Data entries:

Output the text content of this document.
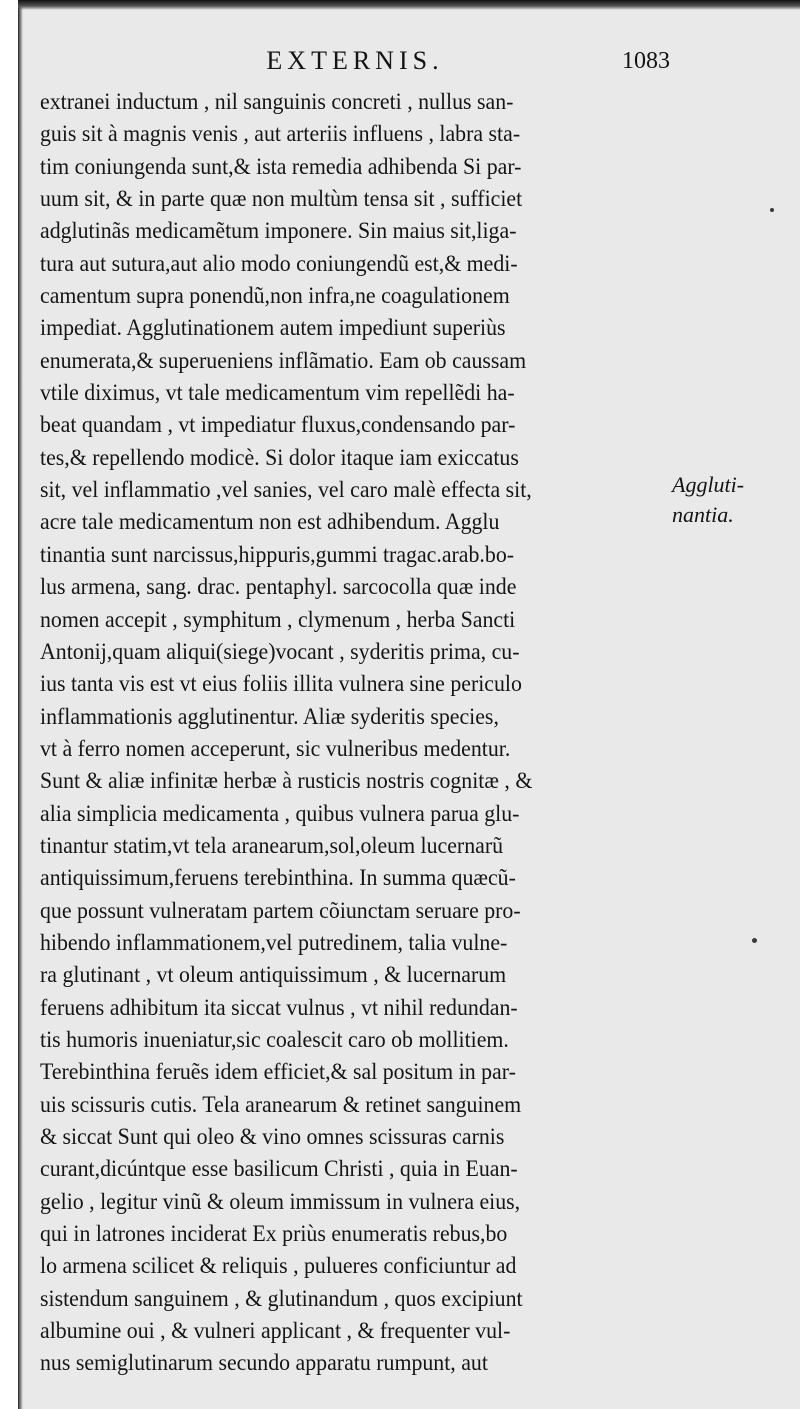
EXTERNIS.	1083
extranei inductum , nil sanguinis concreti , nullus san-
guis sit à magnis venis , aut arteriis influens , labra sta-
tim coniungenda sunt,& ista remedia adhibenda Si par-
uum sit, & in parte quæ non multùm tensa sit , sufficiet
adglutinãs medicamẽtum imponere. Sin maius sit,liga-
tura aut sutura,aut alio modo coniungendũ est,& medi-
camentum supra ponendũ,non infra,ne coagulationem
impediat. Agglutinationem autem impediunt superiùs
enumerata,& superueniens inflãmatio. Eam ob caussam
vtile diximus, vt tale medicamentum vim repellẽdi ha-
beat quandam , vt impediatur fluxus,condensando par-
tes,& repellendo modicè. Si dolor itaque iam exiccatus
sit, vel inflammatio ,vel sanies, vel caro malè effecta sit,
acre tale medicamentum non est adhibendum. Agglu
tinantia sunt narcissus,hippuris,gummi tragac.arab.bo-
lus armena, sang. drac. pentaphyl. sarcocolla quæ inde
nomen accepit , symphitum , clymenum , herba Sancti
Antonij,quam aliqui(siege)vocant , syderitis prima, cu-
ius tanta vis est vt eius foliis illita vulnera sine periculo
inflammationis agglutinentur. Aliæ syderitis species,
vt à ferro nomen acceperunt, sic vulneribus medentur.
Sunt & aliæ infinitæ herbæ à rusticis nostris cognitæ , &
alia simplicia medicamenta , quibus vulnera parua glu-
tinantur statim,vt tela aranearum,sol,oleum lucernarũ
antiquissimum,feruens terebinthina. In summa quæcũ-
que possunt vulneratam partem cõiunctam seruare pro-
hibendo inflammationem,vel putredinem, talia vulne-
ra glutinant , vt oleum antiquissimum , & lucernarum
feruens adhibitum ita siccat vulnus , vt nihil redundan-
tis humoris inueniatur,sic coalescit caro ob mollitiem.
Terebinthina feruẽs idem efficiet,& sal positum in par-
uis scissuris cutis. Tela aranearum & retinet sanguinem
& siccat Sunt qui oleo & vino omnes scissuras carnis
curant,dicúntque esse basilicum Christi , quia in Euan-
gelio , legitur vinũ & oleum immissum in vulnera eius,
qui in latrones inciderat Ex priùs enumeratis rebus,bo
lo armena scilicet & reliquis , pulueres conficiuntur ad
sistendum sanguinem , & glutinandum , quos excipiunt
albumine oui , & vulneri applicant , & frequenter vul-
nus semiglutinarum secundo apparatu rumpunt, aut
Aggluti-
nantia.
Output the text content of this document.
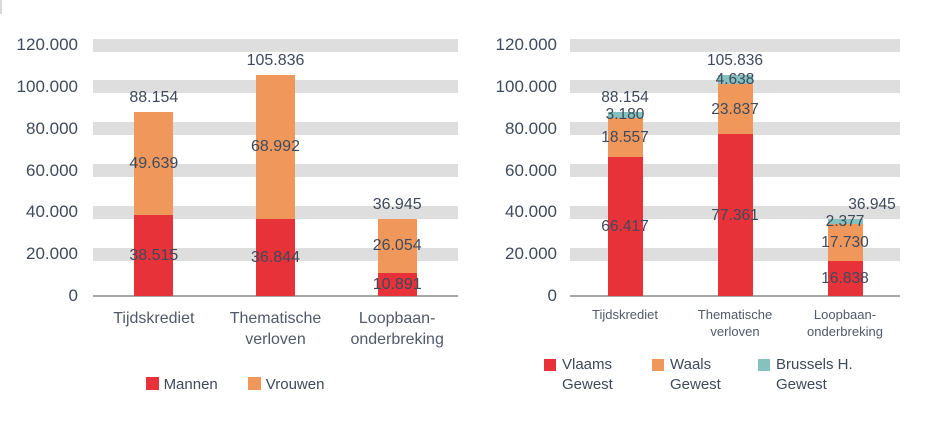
0
20.000
40.000
60.000
80.000
100.000
120.000
38.515
49.639
88.154
36.844
68.992
105.836
10.891
26.054
36.945
Tijdskrediet	Thematische verloven
Loopbaan-onderbreking
Mannen	Vrouwen
0
20.000
40.000
60.000
80.000
100.000
120.000
66.417
18.557
3.180
88.154
77.361
23.837
4.638
105.836
16.838
17.730
2.377
36.945
Tijdskrediet	Thematische verloven
Loopbaan-onderbreking
Vlaams Gewest
Waals Gewest
Brussels H. Gewest
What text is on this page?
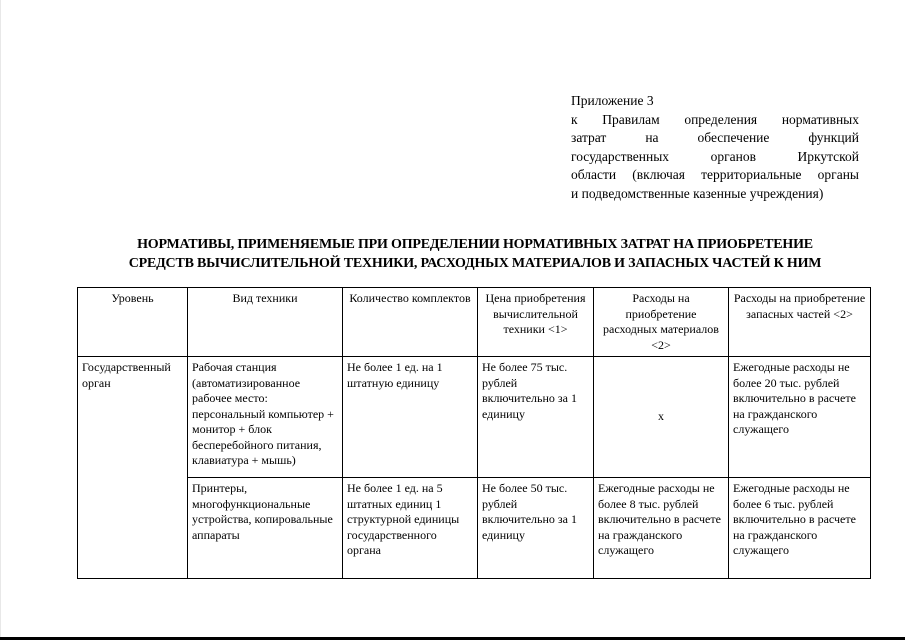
Приложение 3
к Правилам определения нормативных
затрат на обеспечение функций
государственных органов Иркутской
области (включая территориальные органы
и подведомственные казенные учреждения)
НОРМАТИВЫ, ПРИМЕНЯЕМЫЕ ПРИ ОПРЕДЕЛЕНИИ НОРМАТИВНЫХ ЗАТРАТ НА ПРИОБРЕТЕНИЕ
СРЕДСТВ ВЫЧИСЛИТЕЛЬНОЙ ТЕХНИКИ, РАСХОДНЫХ МАТЕРИАЛОВ И ЗАПАСНЫХ ЧАСТЕЙ К НИМ
Уровень	Вид техники	Количество комплектов	Цена приобретения вычислительной техники <1>	Расходы на приобретение расходных материалов <2>	Расходы на приобретение запасных частей <2>
Государственный орган	Рабочая станция (автоматизированное рабочее место: персональный компьютер + монитор + блок бесперебойного питания, клавиатура + мышь)	Не более 1 ед. на 1 штатную единицу	Не более 75 тыс. рублей включительно за 1 единицу	x	Ежегодные расходы не более 20 тыс. рублей включительно в расчете на гражданского служащего
	Принтеры, многофункциональные устройства, копировальные аппараты	Не более 1 ед. на 5 штатных единиц 1 структурной единицы государственного органа	Не более 50 тыс. рублей включительно за 1 единицу	Ежегодные расходы не более 8 тыс. рублей включительно в расчете на гражданского служащего	Ежегодные расходы не более 6 тыс. рублей включительно в расчете на гражданского служащего
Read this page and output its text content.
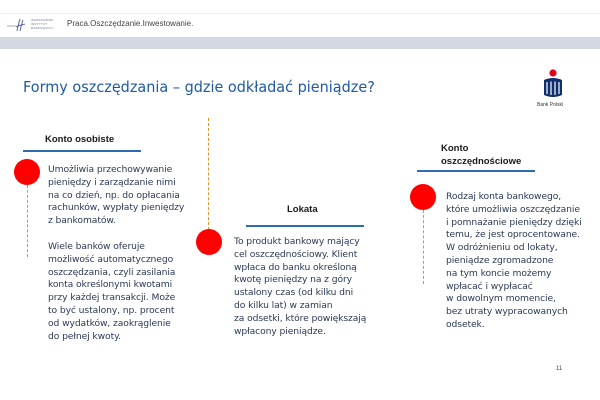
WARSZAWSKI
INSTYTUT
BANKOWOŚCI Praca.Oszczędzanie.Inwestowanie.
Formy oszczędzania – gdzie odkładać pieniądze?
Bank Polski
Konto osobiste
Umożliwia przechowywanie
pieniędzy i zarządzanie nimi
na co dzień, np. do opłacania
rachunków, wypłaty pieniędzy
z bankomatów.
Wiele banków oferuje
możliwość automatycznego
oszczędzania, czyli zasilania
konta określonymi kwotami
przy każdej transakcji. Może
to być ustalony, np. procent
od wydatków, zaokrąglenie
do pełnej kwoty.
Lokata
To produkt bankowy mający
cel oszczędnościowy. Klient
wpłaca do banku określoną
kwotę pieniędzy na z góry
ustalony czas (od kilku dni
do kilku lat) w zamian
za odsetki, które powiększają
wpłacony pieniądze.
Konto
oszczędnościowe
Rodzaj konta bankowego,
które umożliwia oszczędzanie
i pomnażanie pieniędzy dzięki
temu, że jest oprocentowane.
W odróżnieniu od lokaty,
pieniądze zgromadzone
na tym koncie możemy
wpłacać i wypłacać
w dowolnym momencie,
bez utraty wypracowanych
odsetek.
11
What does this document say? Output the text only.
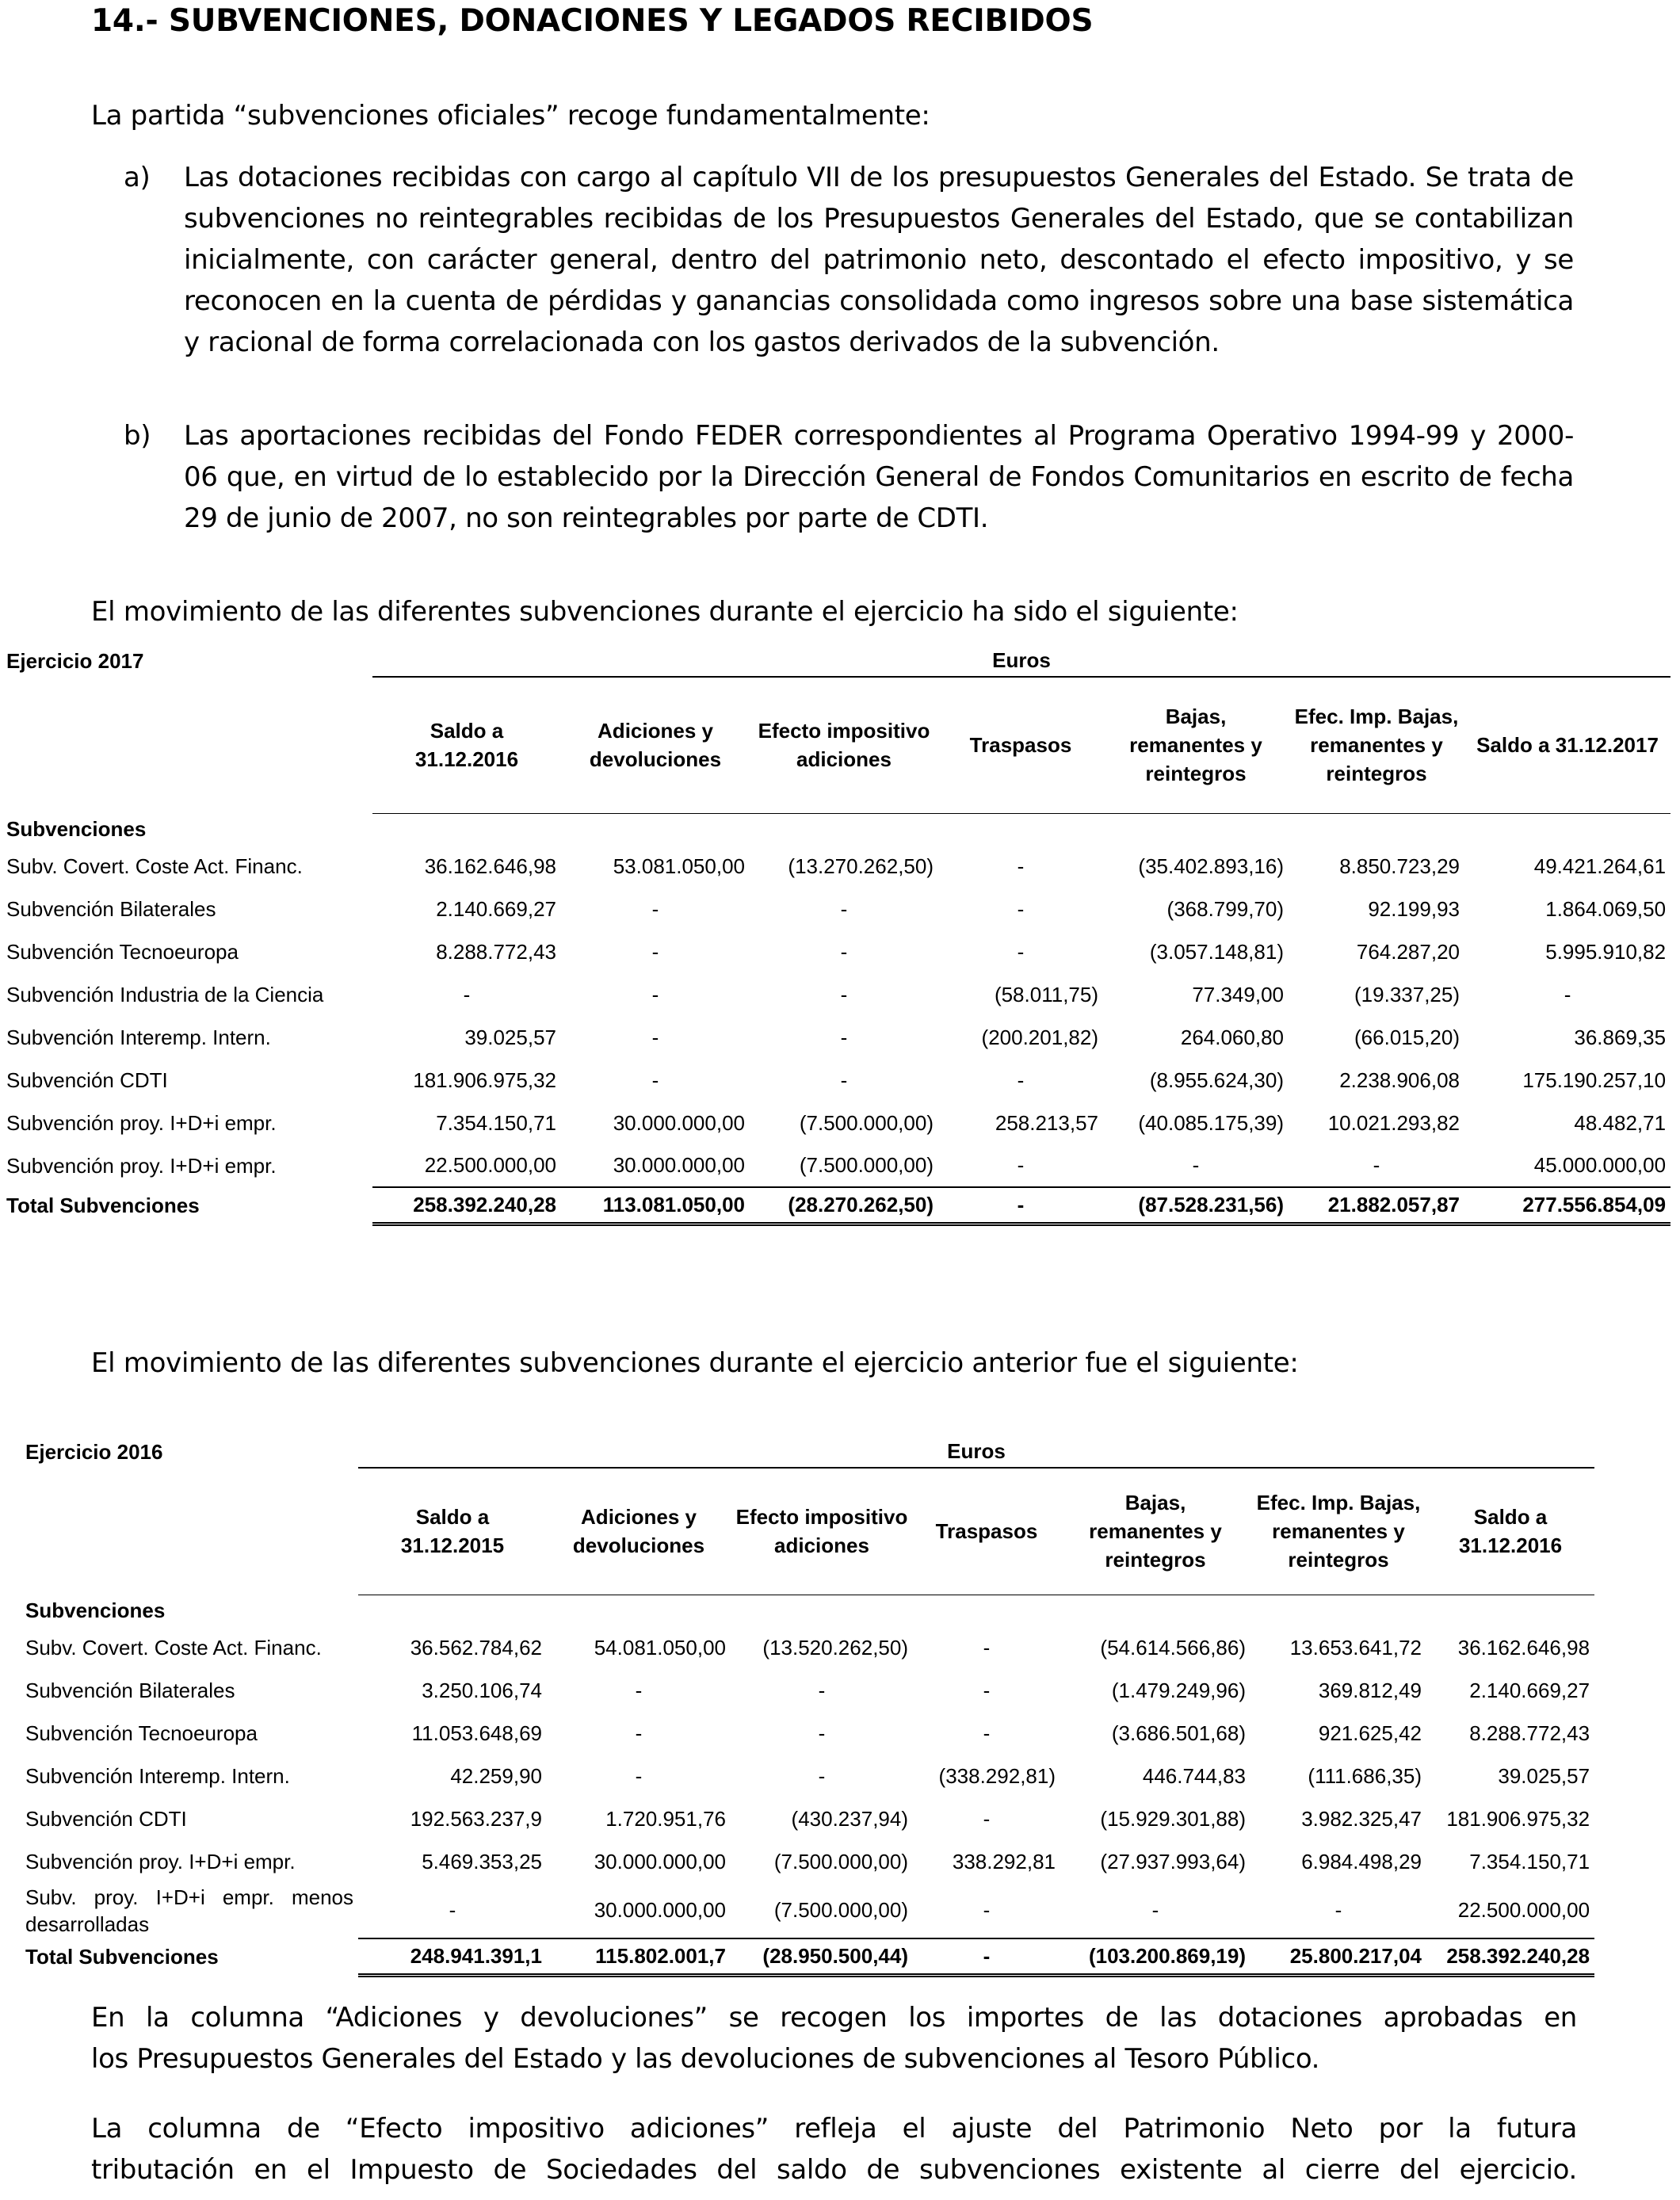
14.- SUBVENCIONES, DONACIONES Y LEGADOS RECIBIDOS
La partida “subvenciones oficiales” recoge fundamentalmente:
a) Las dotaciones recibidas con cargo al capítulo VII de los presupuestos Generales del Estado. Se trata de
subvenciones no reintegrables recibidas de los Presupuestos Generales del Estado, que se contabilizan
inicialmente, con carácter general, dentro del patrimonio neto, descontado el efecto impositivo, y se
reconocen en la cuenta de pérdidas y ganancias consolidada como ingresos sobre una base sistemática
y racional de forma correlacionada con los gastos derivados de la subvención.
b) Las aportaciones recibidas del Fondo FEDER correspondientes al Programa Operativo 1994-99 y 2000-
06 que, en virtud de lo establecido por la Dirección General de Fondos Comunitarios en escrito de fecha
29 de junio de 2007, no son reintegrables por parte de CDTI.
El movimiento de las diferentes subvenciones durante el ejercicio ha sido el siguiente:
Ejercicio 2017	Euros						
	Saldo a 31.12.2016	Adiciones y devoluciones	Efecto impositivo adiciones	Traspasos	Bajas, remanentes y reintegros	Efec. Imp. Bajas, remanentes y reintegros	Saldo a 31.12.2017
Subvenciones							
Subv. Covert. Coste Act. Financ.	36.162.646,98	53.081.050,00	(13.270.262,50)	-	(35.402.893,16)	8.850.723,29	49.421.264,61
Subvención Bilaterales	2.140.669,27	-	-	-	(368.799,70)	92.199,93	1.864.069,50
Subvención Tecnoeuropa	8.288.772,43	-	-	-	(3.057.148,81)	764.287,20	5.995.910,82
Subvención Industria de la Ciencia	-	-	-	(58.011,75)	77.349,00	(19.337,25)	-
Subvención Interemp. Intern.	39.025,57	-	-	(200.201,82)	264.060,80	(66.015,20)	36.869,35
Subvención CDTI	181.906.975,32	-	-	-	(8.955.624,30)	2.238.906,08	175.190.257,10
Subvención proy. I+D+i empr.	7.354.150,71	30.000.000,00	(7.500.000,00)	258.213,57	(40.085.175,39)	10.021.293,82	48.482,71
Subvención proy. I+D+i empr.	22.500.000,00	30.000.000,00	(7.500.000,00)	-	-	-	45.000.000,00
Total Subvenciones	258.392.240,28	113.081.050,00	(28.270.262,50)	-	(87.528.231,56)	21.882.057,87	277.556.854,09
El movimiento de las diferentes subvenciones durante el ejercicio anterior fue el siguiente:
Ejercicio 2016	Euros						
	Saldo a 31.12.2015	Adiciones y devoluciones	Efecto impositivo adiciones	Traspasos	Bajas, remanentes y reintegros	Efec. Imp. Bajas, remanentes y reintegros	Saldo a 31.12.2016
Subvenciones							
Subv. Covert. Coste Act. Financ.	36.562.784,62	54.081.050,00	(13.520.262,50)	-	(54.614.566,86)	13.653.641,72	36.162.646,98
Subvención Bilaterales	3.250.106,74	-	-	-	(1.479.249,96)	369.812,49	2.140.669,27
Subvención Tecnoeuropa	11.053.648,69	-	-	-	(3.686.501,68)	921.625,42	8.288.772,43
Subvención Interemp. Intern.	42.259,90	-	-	(338.292,81)	446.744,83	(111.686,35)	39.025,57
Subvención CDTI	192.563.237,9	1.720.951,76	(430.237,94)	-	(15.929.301,88)	3.982.325,47	181.906.975,32
Subvención proy. I+D+i empr.	5.469.353,25	30.000.000,00	(7.500.000,00)	338.292,81	(27.937.993,64)	6.984.498,29	7.354.150,71
Subv. proy. I+D+i empr. menos desarrolladas	-	30.000.000,00	(7.500.000,00)	-	-	-	22.500.000,00
Total Subvenciones	248.941.391,1	115.802.001,7	(28.950.500,44)	-	(103.200.869,19)	25.800.217,04	258.392.240,28
En la columna “Adiciones y devoluciones” se recogen los importes de las dotaciones aprobadas en
los Presupuestos Generales del Estado y las devoluciones de subvenciones al Tesoro Público.
La columna de “Efecto impositivo adiciones” refleja el ajuste del Patrimonio Neto por la futura
tributación en el Impuesto de Sociedades del saldo de subvenciones existente al cierre del ejercicio.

◆ Aim
Look through the records and count each line that holds "What". Write only the total.

◆ Output
2